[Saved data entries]
↓↓↓

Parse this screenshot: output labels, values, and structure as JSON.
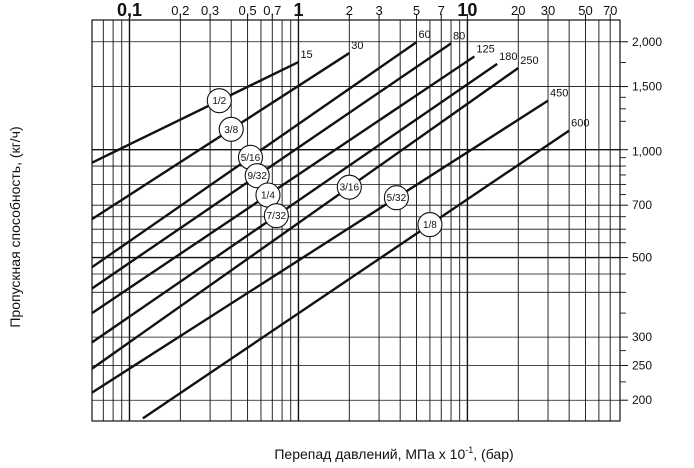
{
  "chart_data": {
    "type": "line",
    "xscale": "log",
    "yscale": "log",
    "xlim": [
      0.06,
      80
    ],
    "ylim": [
      175,
      2300
    ],
    "xlabel_text": "Перепад давлений, МПа х 10",
    "xlabel_sup": "-1",
    "xlabel_tail": ", (бар)",
    "ylabel": "Пропускная способность, (кг/ч)",
    "x_ticks": [
      {
        "value": 0.1,
        "label": "0,1",
        "major": true
      },
      {
        "value": 0.2,
        "label": "0,2",
        "major": false
      },
      {
        "value": 0.3,
        "label": "0,3",
        "major": false
      },
      {
        "value": 0.5,
        "label": "0,5",
        "major": false
      },
      {
        "value": 0.7,
        "label": "0,7",
        "major": false
      },
      {
        "value": 1,
        "label": "1",
        "major": true
      },
      {
        "value": 2,
        "label": "2",
        "major": false
      },
      {
        "value": 3,
        "label": "3",
        "major": false
      },
      {
        "value": 5,
        "label": "5",
        "major": false
      },
      {
        "value": 7,
        "label": "7",
        "major": false
      },
      {
        "value": 10,
        "label": "10",
        "major": true
      },
      {
        "value": 20,
        "label": "20",
        "major": false
      },
      {
        "value": 30,
        "label": "30",
        "major": false
      },
      {
        "value": 50,
        "label": "50",
        "major": false
      },
      {
        "value": 70,
        "label": "70",
        "major": false
      }
    ],
    "y_ticks": [
      {
        "value": 2000,
        "label": "2,000",
        "major": false
      },
      {
        "value": 1500,
        "label": "1,500",
        "major": false
      },
      {
        "value": 1000,
        "label": "1,000",
        "major": true
      },
      {
        "value": 700,
        "label": "700",
        "major": false
      },
      {
        "value": 500,
        "label": "500",
        "major": false
      },
      {
        "value": 300,
        "label": "300",
        "major": false
      },
      {
        "value": 250,
        "label": "250",
        "major": false
      },
      {
        "value": 200,
        "label": "200",
        "major": false
      }
    ],
    "series": [
      {
        "name": "1/2",
        "x": [
          0.06,
          1.0
        ],
        "y": [
          920,
          1755
        ],
        "end_label": "15",
        "marker_x": 0.34
      },
      {
        "name": "3/8",
        "x": [
          0.06,
          2.0
        ],
        "y": [
          640,
          1860
        ],
        "end_label": "30",
        "marker_x": 0.4
      },
      {
        "name": "5/16",
        "x": [
          0.06,
          5.0
        ],
        "y": [
          470,
          1995
        ],
        "end_label": "60",
        "marker_x": 0.52
      },
      {
        "name": "9/32",
        "x": [
          0.06,
          8.0
        ],
        "y": [
          410,
          1980
        ],
        "end_label": "80",
        "marker_x": 0.57
      },
      {
        "name": "1/4",
        "x": [
          0.06,
          11.0
        ],
        "y": [
          350,
          1820
        ],
        "end_label": "125",
        "marker_x": 0.66
      },
      {
        "name": "7/32",
        "x": [
          0.06,
          15.0
        ],
        "y": [
          290,
          1735
        ],
        "end_label": "180",
        "marker_x": 0.74
      },
      {
        "name": "3/16",
        "x": [
          0.06,
          20.0
        ],
        "y": [
          245,
          1690
        ],
        "end_label": "250",
        "marker_x": 2.0
      },
      {
        "name": "5/32",
        "x": [
          0.06,
          30.0
        ],
        "y": [
          210,
          1370
        ],
        "end_label": "450",
        "marker_x": 3.8
      },
      {
        "name": "1/8",
        "x": [
          0.12,
          40.0
        ],
        "y": [
          178,
          1130
        ],
        "end_label": "600",
        "marker_x": 6.0
      }
    ]
  }
}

↑↑↑

Problem description = Find every line above that contains the word "name", and return each one.

Result for this exercise =
        "name": "1/2",
        "name": "3/8",
        "name": "5/16",
        "name": "9/32",
        "name": "1/4",
        "name": "7/32",
        "name": "3/16",
        "name": "5/32",
        "name": "1/8",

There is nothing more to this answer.